Your goal
Write out the entries below once more, exactly, with the pictures left out.

Supplied data
## begin

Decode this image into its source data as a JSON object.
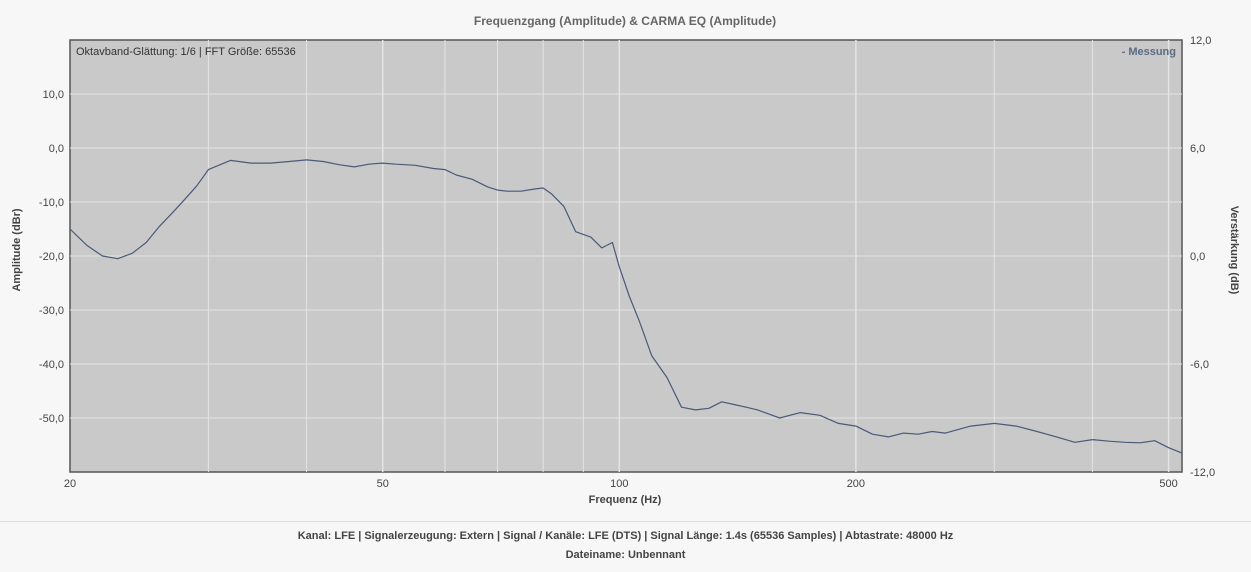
{
  "chart_data": {
    "type": "line",
    "title": "Frequenzgang (Amplitude) & CARMA EQ (Amplitude)",
    "info_text": "Oktavband-Glättung: 1/6 | FFT Größe: 65536",
    "xlabel": "Frequenz (Hz)",
    "ylabel": "Amplitude (dBr)",
    "y2label": "Verstärkung (dB)",
    "x_scale": "log",
    "xlim": [
      20,
      520
    ],
    "ylim": [
      -60,
      20
    ],
    "y2lim": [
      -12,
      12
    ],
    "x_ticks": [
      20,
      50,
      100,
      200,
      500
    ],
    "x_tick_labels": [
      "20",
      "50",
      "100",
      "200",
      "500"
    ],
    "y_ticks": [
      10,
      0,
      -10,
      -20,
      -30,
      -40,
      -50
    ],
    "y_tick_labels": [
      "10,0",
      "0,0",
      "-10,0",
      "-20,0",
      "-30,0",
      "-40,0",
      "-50,0"
    ],
    "y2_ticks": [
      12,
      6,
      0,
      -6,
      -12
    ],
    "y2_tick_labels": [
      "12,0",
      "6,0",
      "0,0",
      "-6,0",
      "-12,0"
    ],
    "grid": true,
    "legend_position": "top-right",
    "colors": {
      "plot_bg": "#c9c9c9",
      "line": "#4a5a78",
      "grid": "#e4e4e4",
      "legend": "#5a6b85"
    },
    "series": [
      {
        "name": "Messung",
        "x": [
          20,
          21,
          22,
          23,
          24,
          25,
          26,
          27,
          28,
          29,
          30,
          32,
          34,
          36,
          38,
          40,
          42,
          44,
          46,
          48,
          50,
          52,
          55,
          58,
          60,
          62,
          65,
          68,
          70,
          72,
          75,
          78,
          80,
          82,
          85,
          88,
          90,
          92,
          95,
          98,
          100,
          103,
          106,
          110,
          115,
          120,
          125,
          130,
          135,
          140,
          145,
          150,
          160,
          170,
          180,
          190,
          200,
          210,
          220,
          230,
          240,
          250,
          260,
          280,
          300,
          320,
          340,
          360,
          380,
          400,
          420,
          440,
          460,
          480,
          500,
          520
        ],
        "y": [
          -15,
          -18,
          -20,
          -20.5,
          -19.5,
          -17.5,
          -14.5,
          -12,
          -9.5,
          -7,
          -4,
          -2.3,
          -2.8,
          -2.8,
          -2.5,
          -2.2,
          -2.5,
          -3.1,
          -3.5,
          -3.0,
          -2.8,
          -3.0,
          -3.2,
          -3.8,
          -4.0,
          -5.0,
          -5.8,
          -7.2,
          -7.8,
          -8.0,
          -8.0,
          -7.6,
          -7.4,
          -8.5,
          -10.8,
          -15.5,
          -16.0,
          -16.5,
          -18.5,
          -17.5,
          -22.0,
          -27.5,
          -32.0,
          -38.5,
          -42.5,
          -48.0,
          -48.5,
          -48.2,
          -47.0,
          -47.5,
          -48.0,
          -48.5,
          -50.0,
          -49.0,
          -49.5,
          -51.0,
          -51.5,
          -53.0,
          -53.5,
          -52.8,
          -53.0,
          -52.5,
          -52.8,
          -51.5,
          -51.0,
          -51.5,
          -52.5,
          -53.5,
          -54.5,
          -54.0,
          -54.3,
          -54.5,
          -54.6,
          -54.2,
          -55.5,
          -56.5
        ]
      }
    ]
  },
  "footer": {
    "line1": "Kanal: LFE  |  Signalerzeugung: Extern   |  Signal / Kanäle: LFE (DTS)  |  Signal Länge: 1.4s (65536 Samples)  |  Abtastrate: 48000 Hz",
    "line2": "Dateiname: Unbennant"
  }
}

## end

Task response
Decode this image into its source data as a JSON object.
{
  "chart_data": {
    "type": "line",
    "title": "Frequenzgang (Amplitude) & CARMA EQ (Amplitude)",
    "info_text": "Oktavband-Glättung: 1/6 | FFT Größe: 65536",
    "xlabel": "Frequenz (Hz)",
    "ylabel": "Amplitude (dBr)",
    "y2label": "Verstärkung (dB)",
    "x_scale": "log",
    "xlim": [
      20,
      520
    ],
    "ylim": [
      -60,
      20
    ],
    "y2lim": [
      -12,
      12
    ],
    "x_ticks": [
      20,
      50,
      100,
      200,
      500
    ],
    "x_tick_labels": [
      "20",
      "50",
      "100",
      "200",
      "500"
    ],
    "y_ticks": [
      10,
      0,
      -10,
      -20,
      -30,
      -40,
      -50
    ],
    "y_tick_labels": [
      "10,0",
      "0,0",
      "-10,0",
      "-20,0",
      "-30,0",
      "-40,0",
      "-50,0"
    ],
    "y2_ticks": [
      12,
      6,
      0,
      -6,
      -12
    ],
    "y2_tick_labels": [
      "12,0",
      "6,0",
      "0,0",
      "-6,0",
      "-12,0"
    ],
    "grid": true,
    "legend_position": "top-right",
    "colors": {
      "plot_bg": "#c9c9c9",
      "line": "#4a5a78",
      "grid": "#e4e4e4",
      "legend": "#5a6b85"
    },
    "series": [
      {
        "name": "Messung",
        "x": [
          20,
          21,
          22,
          23,
          24,
          25,
          26,
          27,
          28,
          29,
          30,
          32,
          34,
          36,
          38,
          40,
          42,
          44,
          46,
          48,
          50,
          52,
          55,
          58,
          60,
          62,
          65,
          68,
          70,
          72,
          75,
          78,
          80,
          82,
          85,
          88,
          90,
          92,
          95,
          98,
          100,
          103,
          106,
          110,
          115,
          120,
          125,
          130,
          135,
          140,
          145,
          150,
          160,
          170,
          180,
          190,
          200,
          210,
          220,
          230,
          240,
          250,
          260,
          280,
          300,
          320,
          340,
          360,
          380,
          400,
          420,
          440,
          460,
          480,
          500,
          520
        ],
        "y": [
          -15,
          -18,
          -20,
          -20.5,
          -19.5,
          -17.5,
          -14.5,
          -12,
          -9.5,
          -7,
          -4,
          -2.3,
          -2.8,
          -2.8,
          -2.5,
          -2.2,
          -2.5,
          -3.1,
          -3.5,
          -3.0,
          -2.8,
          -3.0,
          -3.2,
          -3.8,
          -4.0,
          -5.0,
          -5.8,
          -7.2,
          -7.8,
          -8.0,
          -8.0,
          -7.6,
          -7.4,
          -8.5,
          -10.8,
          -15.5,
          -16.0,
          -16.5,
          -18.5,
          -17.5,
          -22.0,
          -27.5,
          -32.0,
          -38.5,
          -42.5,
          -48.0,
          -48.5,
          -48.2,
          -47.0,
          -47.5,
          -48.0,
          -48.5,
          -50.0,
          -49.0,
          -49.5,
          -51.0,
          -51.5,
          -53.0,
          -53.5,
          -52.8,
          -53.0,
          -52.5,
          -52.8,
          -51.5,
          -51.0,
          -51.5,
          -52.5,
          -53.5,
          -54.5,
          -54.0,
          -54.3,
          -54.5,
          -54.6,
          -54.2,
          -55.5,
          -56.5
        ]
      }
    ]
  },
  "footer": {
    "line1": "Kanal: LFE  |  Signalerzeugung: Extern   |  Signal / Kanäle: LFE (DTS)  |  Signal Länge: 1.4s (65536 Samples)  |  Abtastrate: 48000 Hz",
    "line2": "Dateiname: Unbennant"
  }
}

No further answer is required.